[Data entries]
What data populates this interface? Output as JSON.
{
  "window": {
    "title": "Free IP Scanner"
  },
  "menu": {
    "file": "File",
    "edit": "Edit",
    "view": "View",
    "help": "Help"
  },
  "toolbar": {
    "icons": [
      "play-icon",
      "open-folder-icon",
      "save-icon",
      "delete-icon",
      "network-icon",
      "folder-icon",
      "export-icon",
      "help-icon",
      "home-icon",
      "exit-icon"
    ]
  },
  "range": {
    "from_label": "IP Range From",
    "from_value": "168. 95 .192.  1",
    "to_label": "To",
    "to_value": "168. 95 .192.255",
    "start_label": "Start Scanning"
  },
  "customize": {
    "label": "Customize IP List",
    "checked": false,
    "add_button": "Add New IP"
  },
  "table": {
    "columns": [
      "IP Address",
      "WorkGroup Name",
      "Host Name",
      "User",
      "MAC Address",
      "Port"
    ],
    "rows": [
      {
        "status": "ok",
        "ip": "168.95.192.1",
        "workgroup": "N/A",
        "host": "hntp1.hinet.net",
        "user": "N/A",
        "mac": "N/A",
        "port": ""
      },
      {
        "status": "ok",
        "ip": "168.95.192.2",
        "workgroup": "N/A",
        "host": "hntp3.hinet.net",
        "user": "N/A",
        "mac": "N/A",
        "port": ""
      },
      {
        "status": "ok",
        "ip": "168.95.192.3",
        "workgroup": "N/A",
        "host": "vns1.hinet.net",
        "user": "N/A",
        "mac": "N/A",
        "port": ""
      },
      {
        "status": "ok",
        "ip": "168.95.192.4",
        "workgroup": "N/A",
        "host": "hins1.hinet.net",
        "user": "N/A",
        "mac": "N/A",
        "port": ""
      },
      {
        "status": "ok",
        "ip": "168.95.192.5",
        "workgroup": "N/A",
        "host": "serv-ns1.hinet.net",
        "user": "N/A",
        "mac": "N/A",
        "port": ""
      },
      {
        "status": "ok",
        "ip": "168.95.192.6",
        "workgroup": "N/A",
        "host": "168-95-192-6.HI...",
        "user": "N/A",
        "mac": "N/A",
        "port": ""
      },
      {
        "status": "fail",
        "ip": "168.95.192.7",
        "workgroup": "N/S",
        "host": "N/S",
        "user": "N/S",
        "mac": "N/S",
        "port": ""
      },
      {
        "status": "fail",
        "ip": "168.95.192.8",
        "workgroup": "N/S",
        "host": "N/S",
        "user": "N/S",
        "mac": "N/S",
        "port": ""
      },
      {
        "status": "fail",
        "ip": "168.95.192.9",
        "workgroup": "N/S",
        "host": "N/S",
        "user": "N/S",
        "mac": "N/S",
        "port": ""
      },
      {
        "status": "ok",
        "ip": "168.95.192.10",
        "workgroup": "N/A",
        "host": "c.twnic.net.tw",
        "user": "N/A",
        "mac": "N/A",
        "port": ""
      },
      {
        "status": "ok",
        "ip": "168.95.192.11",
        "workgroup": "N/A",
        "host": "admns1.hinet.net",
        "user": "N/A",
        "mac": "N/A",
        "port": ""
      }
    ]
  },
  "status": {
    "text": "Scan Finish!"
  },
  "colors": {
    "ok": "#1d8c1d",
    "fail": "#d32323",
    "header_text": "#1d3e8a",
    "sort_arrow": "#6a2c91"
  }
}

# [INSTRUCTION]
Reproduce the full listing word for word.

# [RESULT]
What data populates this interface? Output as JSON.
{
  "window": {
    "title": "Free IP Scanner"
  },
  "menu": {
    "file": "File",
    "edit": "Edit",
    "view": "View",
    "help": "Help"
  },
  "toolbar": {
    "icons": [
      "play-icon",
      "open-folder-icon",
      "save-icon",
      "delete-icon",
      "network-icon",
      "folder-icon",
      "export-icon",
      "help-icon",
      "home-icon",
      "exit-icon"
    ]
  },
  "range": {
    "from_label": "IP Range From",
    "from_value": "168. 95 .192.  1",
    "to_label": "To",
    "to_value": "168. 95 .192.255",
    "start_label": "Start Scanning"
  },
  "customize": {
    "label": "Customize IP List",
    "checked": false,
    "add_button": "Add New IP"
  },
  "table": {
    "columns": [
      "IP Address",
      "WorkGroup Name",
      "Host Name",
      "User",
      "MAC Address",
      "Port"
    ],
    "rows": [
      {
        "status": "ok",
        "ip": "168.95.192.1",
        "workgroup": "N/A",
        "host": "hntp1.hinet.net",
        "user": "N/A",
        "mac": "N/A",
        "port": ""
      },
      {
        "status": "ok",
        "ip": "168.95.192.2",
        "workgroup": "N/A",
        "host": "hntp3.hinet.net",
        "user": "N/A",
        "mac": "N/A",
        "port": ""
      },
      {
        "status": "ok",
        "ip": "168.95.192.3",
        "workgroup": "N/A",
        "host": "vns1.hinet.net",
        "user": "N/A",
        "mac": "N/A",
        "port": ""
      },
      {
        "status": "ok",
        "ip": "168.95.192.4",
        "workgroup": "N/A",
        "host": "hins1.hinet.net",
        "user": "N/A",
        "mac": "N/A",
        "port": ""
      },
      {
        "status": "ok",
        "ip": "168.95.192.5",
        "workgroup": "N/A",
        "host": "serv-ns1.hinet.net",
        "user": "N/A",
        "mac": "N/A",
        "port": ""
      },
      {
        "status": "ok",
        "ip": "168.95.192.6",
        "workgroup": "N/A",
        "host": "168-95-192-6.HI...",
        "user": "N/A",
        "mac": "N/A",
        "port": ""
      },
      {
        "status": "fail",
        "ip": "168.95.192.7",
        "workgroup": "N/S",
        "host": "N/S",
        "user": "N/S",
        "mac": "N/S",
        "port": ""
      },
      {
        "status": "fail",
        "ip": "168.95.192.8",
        "workgroup": "N/S",
        "host": "N/S",
        "user": "N/S",
        "mac": "N/S",
        "port": ""
      },
      {
        "status": "fail",
        "ip": "168.95.192.9",
        "workgroup": "N/S",
        "host": "N/S",
        "user": "N/S",
        "mac": "N/S",
        "port": ""
      },
      {
        "status": "ok",
        "ip": "168.95.192.10",
        "workgroup": "N/A",
        "host": "c.twnic.net.tw",
        "user": "N/A",
        "mac": "N/A",
        "port": ""
      },
      {
        "status": "ok",
        "ip": "168.95.192.11",
        "workgroup": "N/A",
        "host": "admns1.hinet.net",
        "user": "N/A",
        "mac": "N/A",
        "port": ""
      }
    ]
  },
  "status": {
    "text": "Scan Finish!"
  },
  "colors": {
    "ok": "#1d8c1d",
    "fail": "#d32323",
    "header_text": "#1d3e8a",
    "sort_arrow": "#6a2c91"
  }
}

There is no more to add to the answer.